_Your task_. Show every line in the records below that contains the word "subtitle".
— Begin Exercise materials —
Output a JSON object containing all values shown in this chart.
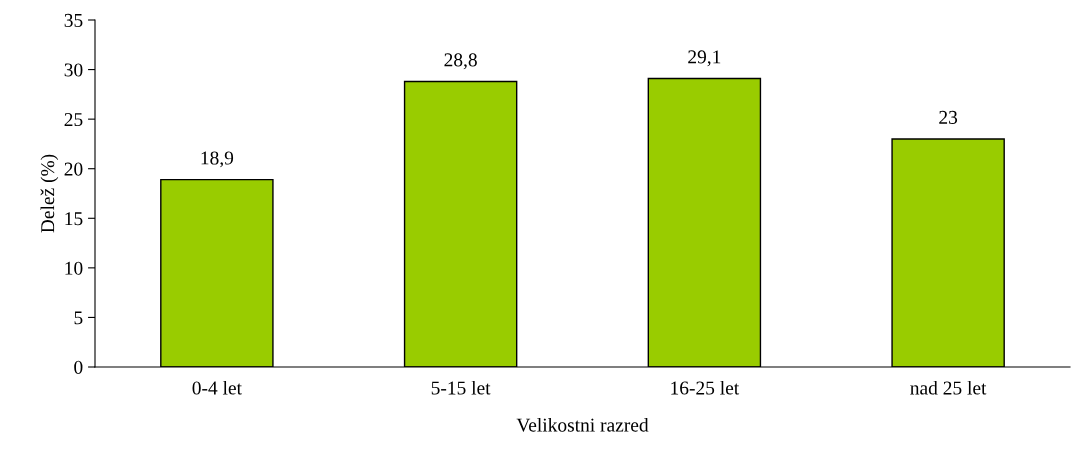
{
  "chart_data": {
    "type": "bar",
    "xlabel": "Velikostni razred",
    "ylabel": "Delež (%)",
    "categories": [
      "0-4 let",
      "5-15 let",
      "16-25 let",
      "nad 25 let"
    ],
    "values": [
      18.9,
      28.8,
      29.1,
      23
    ],
    "value_labels": [
      "18,9",
      "28,8",
      "29,1",
      "23"
    ],
    "color": "#99cc00",
    "ylim": [
      0,
      35
    ],
    "yticks": [
      0,
      5,
      10,
      15,
      20,
      25,
      30,
      35
    ],
    "grid": false,
    "legend": false
  }
}
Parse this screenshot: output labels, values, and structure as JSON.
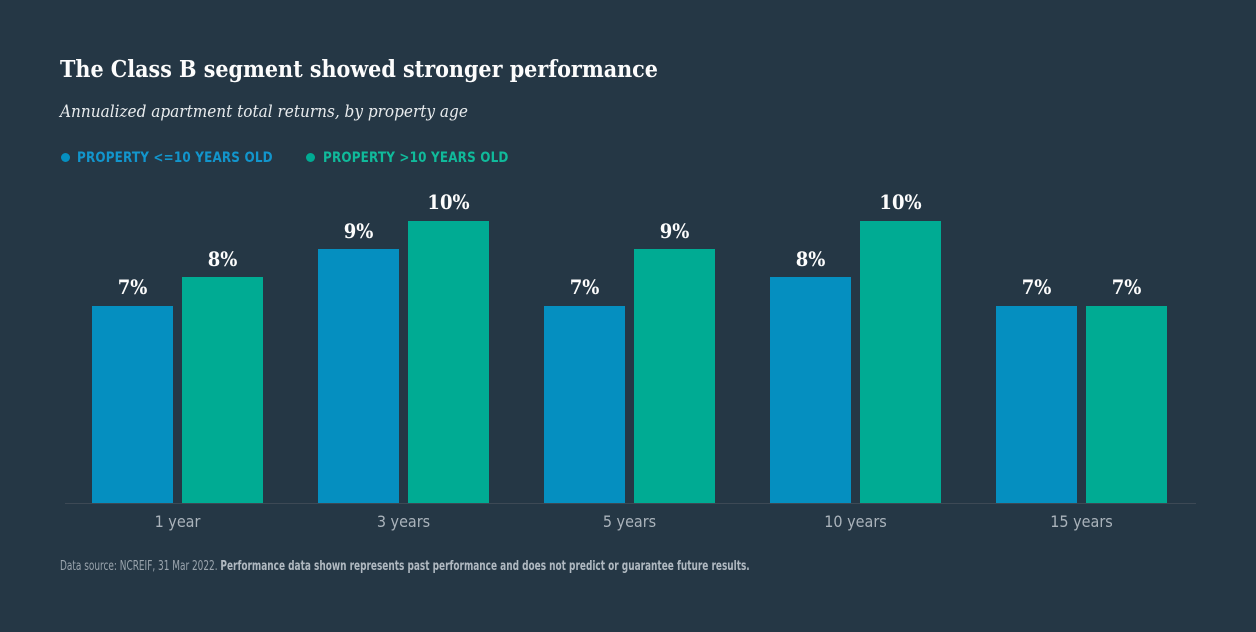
{
  "page": {
    "background_color": "#253745"
  },
  "header": {
    "title": "The Class B segment showed stronger performance",
    "subtitle": "Annualized apartment total returns, by property age"
  },
  "legend": {
    "items": [
      {
        "label": "PROPERTY <=10 YEARS OLD",
        "text_color": "#1295cc",
        "dot_color": "#058fc0"
      },
      {
        "label": "PROPERTY >10 YEARS OLD",
        "text_color": "#10ba9b",
        "dot_color": "#00ab93"
      }
    ]
  },
  "chart_data": {
    "type": "bar",
    "title": "The Class B segment showed stronger performance",
    "subtitle": "Annualized apartment total returns, by property age",
    "categories": [
      "1 year",
      "3 years",
      "5 years",
      "10 years",
      "15 years"
    ],
    "series": [
      {
        "name": "PROPERTY <=10 YEARS OLD",
        "color": "#058fc0",
        "values": [
          7,
          9,
          7,
          8,
          7
        ]
      },
      {
        "name": "PROPERTY >10 YEARS OLD",
        "color": "#00ab93",
        "values": [
          8,
          10,
          9,
          10,
          7
        ]
      }
    ],
    "value_suffix": "%",
    "data_labels": [
      [
        "7%",
        "9%",
        "7%",
        "8%",
        "7%"
      ],
      [
        "8%",
        "10%",
        "9%",
        "10%",
        "7%"
      ]
    ],
    "xlabel": "",
    "ylabel": "",
    "ylim": [
      0,
      10.6
    ],
    "grid": false,
    "legend_position": "top-left"
  },
  "footer": {
    "source": "Data source: NCREIF, 31 Mar 2022.",
    "disclaimer": "Performance data shown represents past performance and does not predict or guarantee future results."
  }
}
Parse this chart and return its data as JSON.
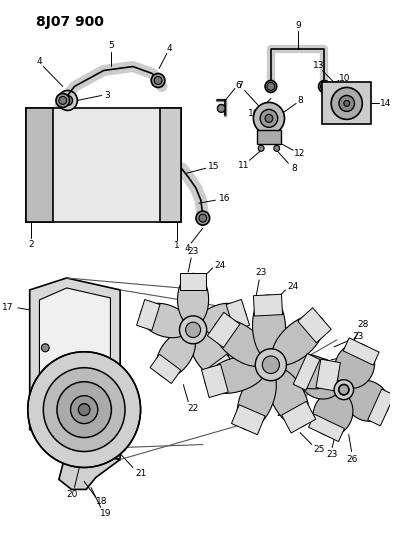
{
  "title": "8J07 900",
  "bg": "#ffffff",
  "lc": "#000000",
  "gray1": "#cccccc",
  "gray2": "#aaaaaa",
  "gray3": "#888888",
  "gray4": "#dddddd",
  "fig_w": 3.93,
  "fig_h": 5.33,
  "dpi": 100
}
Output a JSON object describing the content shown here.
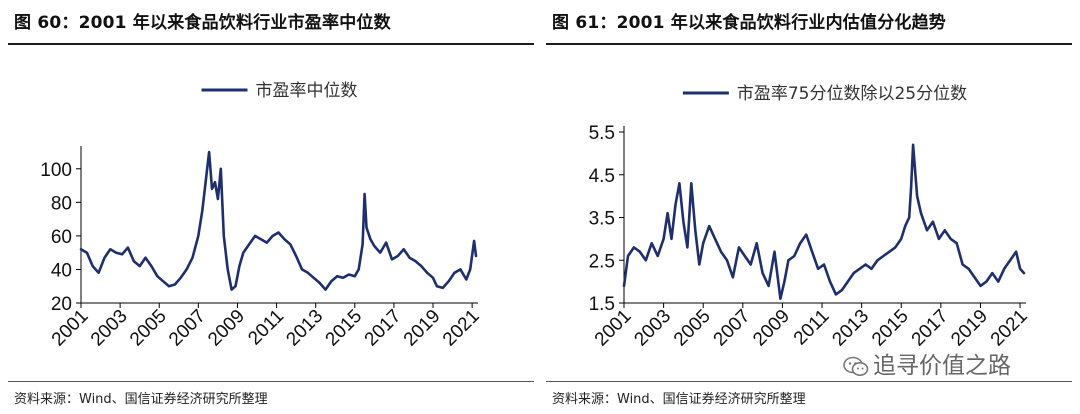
{
  "figures": [
    {
      "title": "图 60：2001 年以来食品饮料行业市盈率中位数",
      "source": "资料来源：Wind、国信证券经济研究所整理"
    },
    {
      "title": "图 61：2001 年以来食品饮料行业内估值分化趋势",
      "source": "资料来源：Wind、国信证券经济研究所整理"
    }
  ],
  "watermark": {
    "text": "追寻价值之路",
    "icon": "wechat-icon"
  },
  "colors": {
    "series": "#1F2F6E",
    "axis": "#000000"
  },
  "chart_data": [
    {
      "type": "line",
      "legend": "市盈率中位数",
      "legend_position": "top-center",
      "grid": false,
      "xlim": [
        2001,
        2021.3
      ],
      "ylim": [
        20,
        110
      ],
      "yticks": [
        20,
        40,
        60,
        80,
        100
      ],
      "xticks": [
        "2001",
        "2003",
        "2005",
        "2007",
        "2009",
        "2011",
        "2013",
        "2015",
        "2017",
        "2019",
        "2021"
      ],
      "series": [
        {
          "x": [
            2001.0,
            2001.3,
            2001.6,
            2001.9,
            2002.2,
            2002.5,
            2002.8,
            2003.1,
            2003.4,
            2003.7,
            2004.0,
            2004.3,
            2004.6,
            2004.9,
            2005.2,
            2005.5,
            2005.8,
            2006.1,
            2006.4,
            2006.7,
            2007.0,
            2007.2,
            2007.4,
            2007.55,
            2007.7,
            2007.85,
            2008.0,
            2008.15,
            2008.3,
            2008.5,
            2008.7,
            2008.9,
            2009.1,
            2009.3,
            2009.6,
            2009.9,
            2010.2,
            2010.5,
            2010.8,
            2011.1,
            2011.4,
            2011.7,
            2012.0,
            2012.3,
            2012.6,
            2012.9,
            2013.2,
            2013.5,
            2013.8,
            2014.1,
            2014.4,
            2014.7,
            2015.0,
            2015.2,
            2015.4,
            2015.5,
            2015.6,
            2015.8,
            2016.0,
            2016.3,
            2016.6,
            2016.9,
            2017.2,
            2017.5,
            2017.8,
            2018.1,
            2018.4,
            2018.7,
            2019.0,
            2019.2,
            2019.5,
            2019.8,
            2020.1,
            2020.4,
            2020.7,
            2020.9,
            2021.1,
            2021.2
          ],
          "y": [
            52,
            50,
            42,
            38,
            47,
            52,
            50,
            49,
            53,
            45,
            42,
            47,
            42,
            36,
            33,
            30,
            31,
            35,
            40,
            47,
            60,
            75,
            95,
            110,
            88,
            92,
            82,
            100,
            60,
            40,
            28,
            30,
            42,
            50,
            55,
            60,
            58,
            56,
            60,
            62,
            58,
            55,
            48,
            40,
            38,
            35,
            32,
            28,
            33,
            36,
            35,
            37,
            36,
            40,
            55,
            85,
            65,
            58,
            54,
            50,
            56,
            46,
            48,
            52,
            47,
            45,
            42,
            38,
            35,
            30,
            29,
            33,
            38,
            40,
            34,
            40,
            57,
            48
          ]
        }
      ]
    },
    {
      "type": "line",
      "legend": "市盈率75分位数除以25分位数",
      "legend_position": "top-center",
      "grid": false,
      "xlim": [
        2001,
        2021.3
      ],
      "ylim": [
        1.5,
        5.5
      ],
      "yticks": [
        1.5,
        2.5,
        3.5,
        4.5,
        5.5
      ],
      "xticks": [
        "2001",
        "2003",
        "2005",
        "2007",
        "2009",
        "2011",
        "2013",
        "2015",
        "2017",
        "2019",
        "2021"
      ],
      "series": [
        {
          "x": [
            2001.0,
            2001.2,
            2001.5,
            2001.8,
            2002.1,
            2002.4,
            2002.7,
            2003.0,
            2003.2,
            2003.4,
            2003.6,
            2003.8,
            2004.0,
            2004.2,
            2004.4,
            2004.6,
            2004.8,
            2005.0,
            2005.3,
            2005.6,
            2005.9,
            2006.2,
            2006.5,
            2006.8,
            2007.1,
            2007.4,
            2007.7,
            2008.0,
            2008.3,
            2008.6,
            2008.9,
            2009.1,
            2009.3,
            2009.6,
            2009.9,
            2010.2,
            2010.5,
            2010.8,
            2011.1,
            2011.4,
            2011.7,
            2012.0,
            2012.3,
            2012.6,
            2012.9,
            2013.2,
            2013.5,
            2013.8,
            2014.1,
            2014.4,
            2014.7,
            2015.0,
            2015.2,
            2015.4,
            2015.5,
            2015.6,
            2015.8,
            2016.0,
            2016.3,
            2016.6,
            2016.9,
            2017.2,
            2017.5,
            2017.8,
            2018.1,
            2018.4,
            2018.7,
            2019.0,
            2019.3,
            2019.6,
            2019.9,
            2020.2,
            2020.5,
            2020.8,
            2021.0,
            2021.2
          ],
          "y": [
            1.9,
            2.6,
            2.8,
            2.7,
            2.5,
            2.9,
            2.6,
            3.0,
            3.6,
            3.0,
            3.8,
            4.3,
            3.4,
            2.8,
            4.3,
            3.2,
            2.4,
            2.9,
            3.3,
            3.0,
            2.7,
            2.5,
            2.1,
            2.8,
            2.6,
            2.4,
            2.9,
            2.2,
            1.9,
            2.7,
            1.6,
            2.0,
            2.5,
            2.6,
            2.9,
            3.1,
            2.7,
            2.3,
            2.4,
            2.0,
            1.7,
            1.8,
            2.0,
            2.2,
            2.3,
            2.4,
            2.3,
            2.5,
            2.6,
            2.7,
            2.8,
            3.0,
            3.3,
            3.5,
            4.2,
            5.2,
            4.0,
            3.6,
            3.2,
            3.4,
            3.0,
            3.2,
            3.0,
            2.9,
            2.4,
            2.3,
            2.1,
            1.9,
            2.0,
            2.2,
            2.0,
            2.3,
            2.5,
            2.7,
            2.3,
            2.2
          ]
        }
      ]
    }
  ]
}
— End Exercise materials —
_Result for this task_.
    "subtitle": "Annualized apartment total returns, by property age"
    "subtitle": "Annualized apartment total returns, by property age",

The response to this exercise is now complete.